---- Extrait à lire
Quand on commence à parler de lutte conte la prison d’un point de vu féministe, on peut avoir dans la minute une remarque du genre « mais les violeurs* quand même ! ». Alors trigger ce texte va parler de ça un peu (pas de détail, pas de description) mais c’est surtout une tentative de réflexion anarca-féministe plus générale.
pourquoi parler de ça
Les luttes féministes contre la taule ne s’arrêtent pas à la question des violeurs, heureusement. Seulement dans les critiques anti-carcérales il y a parfois un vide à ce sujet. Est-ce délibéré ? Trop épineux ? Casse-gueule ? Essayons de se frotter aux ronces. La proportion pour viol ou agression sexuelle en taule est relativement faible (10,7 %, source OIP) alors certain·e ne trouve peut-être pas judicieux de s’attarder dessus. Plus de la moitié des prisons sont remplis par des peines pour vols ou trafic de stup (source OIP). A ces sujets la critique de l’enfermement est plus “simple”, il suffit de dire que ces personnes pourraient être libres si on changeait notre relation à la propriété et à la légalité (de la défonce notamment). Un braquage, un acte quelconque de rébellion contre la société, peut être vu comme une chouette pratique subversive. Cependant, être en taule pour viol, pédocriminalité, inceste… c’est pas mythifiable, c’est pas excusable et donc on fait quoi avec ça.
--------
• **Ce que vous ferez**:
- A) Selon l'extrait sur la lutte contre la prison, quelle proportion des personnes incarcérées l'est pour viol ou agression sexuelle ?
- B) Recopiez sans la modifier la partie de l'extrait sur la lutte contre la prison qui commence par les mots « Quand on commence » et s'achève sur « anarca-féministe plus générale. ».
- C) Prolongez l'extrait sur la lutte contre la prison en enchaînant après sa dernière phrase.
Les enregistrements forment un matériau distinct de l'extrait sur la lutte contre la prison.
---- Données fournies
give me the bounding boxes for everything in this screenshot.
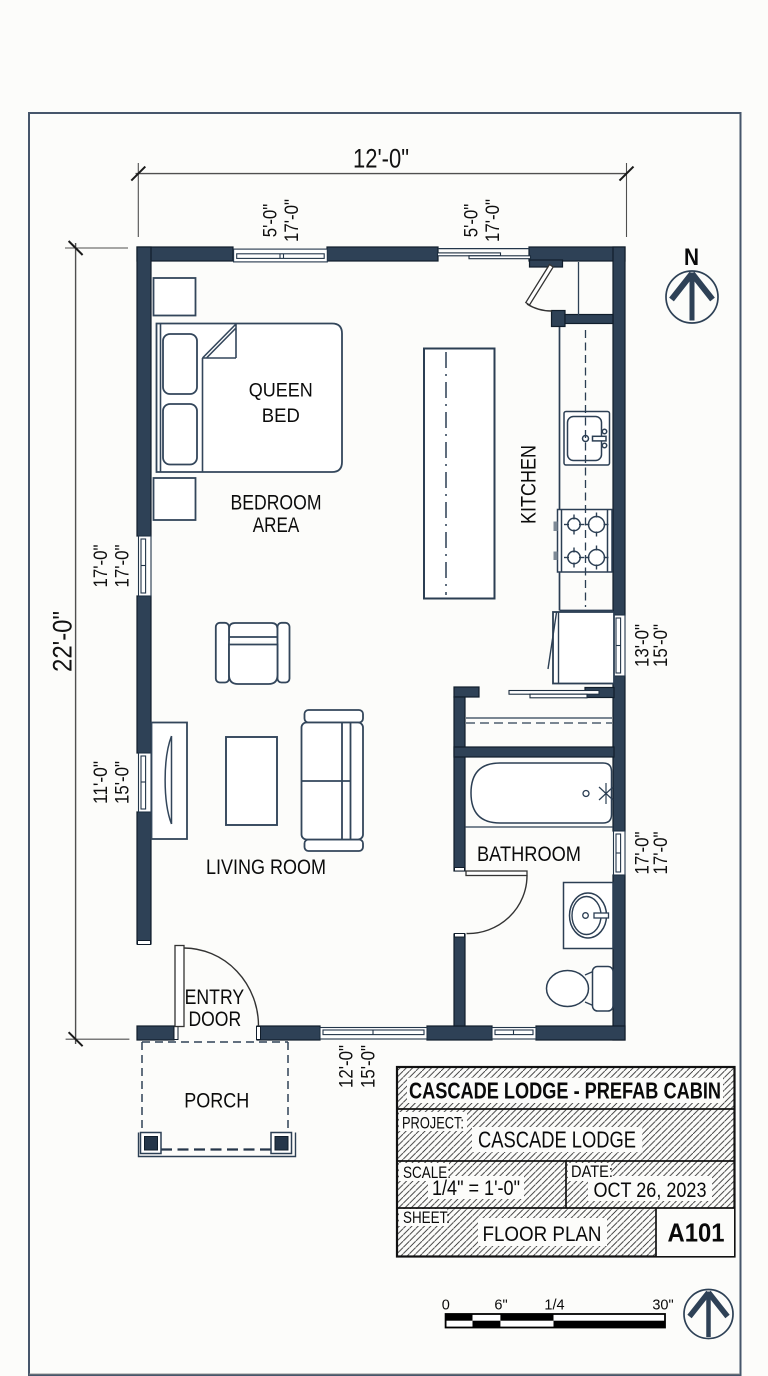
svg-text:12'-0": 12'-0" [353, 144, 409, 174]
svg-text:DOOR: DOOR [188, 1008, 241, 1031]
svg-text:OCT 26, 2023: OCT 26, 2023 [594, 1179, 707, 1202]
svg-text:PROJECT:: PROJECT: [402, 1114, 464, 1133]
svg-text:FLOOR PLAN: FLOOR PLAN [483, 1223, 602, 1246]
svg-text:17'-0": 17'-0" [281, 199, 303, 242]
svg-text:30": 30" [652, 1298, 673, 1314]
svg-text:1/4: 1/4 [544, 1298, 564, 1314]
svg-text:PORCH: PORCH [184, 1090, 249, 1113]
svg-text:15'-0": 15'-0" [112, 761, 134, 804]
svg-text:0: 0 [442, 1298, 450, 1314]
svg-text:ENTRY: ENTRY [185, 986, 245, 1009]
svg-text:LIVING ROOM: LIVING ROOM [206, 856, 326, 879]
svg-text:BEDROOM: BEDROOM [231, 491, 322, 514]
svg-text:17'-0": 17'-0" [482, 199, 504, 242]
svg-text:BATHROOM: BATHROOM [477, 843, 581, 866]
svg-text:22'-0": 22'-0" [48, 611, 78, 672]
svg-text:17'-0": 17'-0" [112, 544, 134, 587]
svg-text:17'-0": 17'-0" [90, 544, 112, 587]
svg-text:5'-0": 5'-0" [461, 204, 483, 238]
svg-text:CASCADE LODGE - PREFAB CABIN: CASCADE LODGE - PREFAB CABIN [409, 1078, 721, 1104]
svg-text:15'-0": 15'-0" [358, 1045, 380, 1088]
svg-text:SHEET:: SHEET: [403, 1208, 450, 1227]
svg-text:11'-0": 11'-0" [90, 761, 112, 804]
svg-text:1/4" = 1'-0": 1/4" = 1'-0" [432, 1177, 520, 1200]
svg-text:17'-0": 17'-0" [650, 831, 672, 874]
svg-text:15'-0": 15'-0" [650, 624, 672, 667]
svg-text:6": 6" [494, 1298, 507, 1314]
svg-text:QUEEN: QUEEN [249, 381, 313, 402]
svg-text:5'-0": 5'-0" [259, 204, 281, 238]
svg-text:BED: BED [262, 406, 300, 427]
svg-text:KITCHEN: KITCHEN [518, 445, 541, 524]
svg-text:AREA: AREA [253, 514, 299, 537]
svg-text:CASCADE LODGE: CASCADE LODGE [478, 1127, 636, 1153]
svg-text:N: N [684, 244, 699, 271]
svg-text:12'-0": 12'-0" [336, 1045, 358, 1088]
svg-text:A101: A101 [668, 1218, 725, 1248]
--------
• **Réponses finales**:
- A) 10,7 %, selon l'OIP.

- B)
Quand on commence à parler de lutte conte la prison d’un point de vu féministe, on peut avoir dans la minute une remarque du genre « mais les violeurs* quand même ! ». Alors trigger ce texte va parler de ça un peu (pas de détail, pas de description) mais c’est surtout une tentative de réflexion anarca-féministe plus générale.

- C)
la société du viol
Les violences sexuelles et sexistes font partie du patriarcat, elles ne sont pas des faits isolés ou le résultat de comportements individuels « déviants ». Elles sont la norme. Le produit d’individus bercés dans une société qui diffuse la culture du viol. On peut juste vous dire de regarder, écouter autour de vous, de réfléchir 5 minutes à vos comportements ou vécus. Ce n’est pas parce que les personnes autrices sont le produit d’une société sexiste, qu’elles ne sont pas responsables de leurs actes, elles le sont. Reconnaître qu’on merde, qu’on a merdé c’est possible, changer c’est possible. Les personnes qui acceptent de jouer ce rôle, qui choisissent de ne pas s’en extraire, qui profitent de leurs privilèges, ces personnes sont complices de ne rien faire pour changer elles-mêmes et leurs comportements et pour ça, ce sont des merdes. Seulement, on peut aussi considérer que la merde est partout, autour de nous et aussi en nous toustes. Penser que la prison pour les violeurs est un remède miracle n’a pas de sens. Penser que la prison tout court est un remède à quoi que ce soit n’a pas de sens. Penser qu’il existe un remède miracle contre les violeurs n’a pas plus de sens.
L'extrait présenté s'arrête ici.